> [What to work on]
Keep the pictures out of the copy and repeat the records exactly.

[Dataset rows]
____________________

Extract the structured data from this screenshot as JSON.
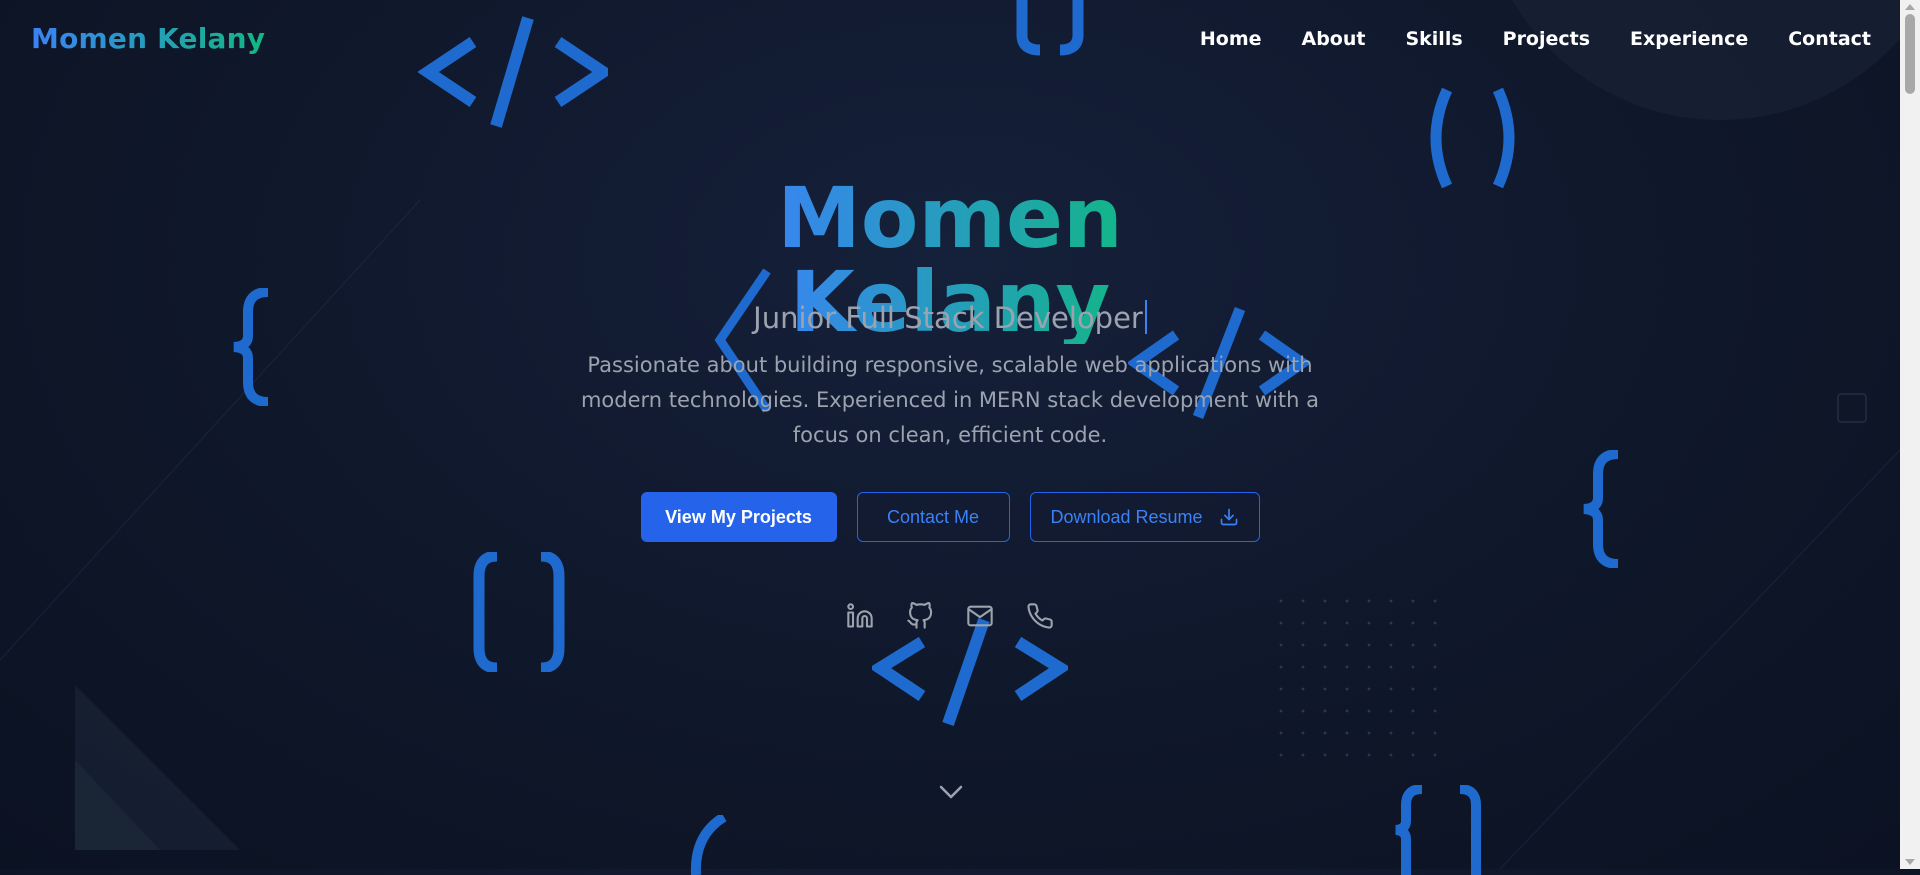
{
  "nav": {
    "brand": "Momen Kelany",
    "links": [
      "Home",
      "About",
      "Skills",
      "Projects",
      "Experience",
      "Contact"
    ]
  },
  "hero": {
    "name": "Momen Kelany",
    "role": "Junior Full Stack Developer",
    "description": "Passionate about building responsive, scalable web applications with modern technologies. Experienced in MERN stack development with a focus on clean, efficient code.",
    "buttons": {
      "primary": "View My Projects",
      "contact": "Contact Me",
      "resume": "Download Resume"
    },
    "socials": [
      "linkedin-icon",
      "github-icon",
      "mail-icon",
      "phone-icon"
    ]
  },
  "colors": {
    "background": "#0f172a",
    "accent_blue": "#2563eb",
    "accent_green": "#10b981",
    "decoration_blue": "#1f6fd8",
    "muted_text": "#9ca3af"
  }
}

____________________

> [Response to the task]
Extract the structured data from this screenshot as JSON.
{
  "nav": {
    "brand": "Momen Kelany",
    "links": [
      "Home",
      "About",
      "Skills",
      "Projects",
      "Experience",
      "Contact"
    ]
  },
  "hero": {
    "name": "Momen Kelany",
    "role": "Junior Full Stack Developer",
    "description": "Passionate about building responsive, scalable web applications with modern technologies. Experienced in MERN stack development with a focus on clean, efficient code.",
    "buttons": {
      "primary": "View My Projects",
      "contact": "Contact Me",
      "resume": "Download Resume"
    },
    "socials": [
      "linkedin-icon",
      "github-icon",
      "mail-icon",
      "phone-icon"
    ]
  },
  "colors": {
    "background": "#0f172a",
    "accent_blue": "#2563eb",
    "accent_green": "#10b981",
    "decoration_blue": "#1f6fd8",
    "muted_text": "#9ca3af"
  }
}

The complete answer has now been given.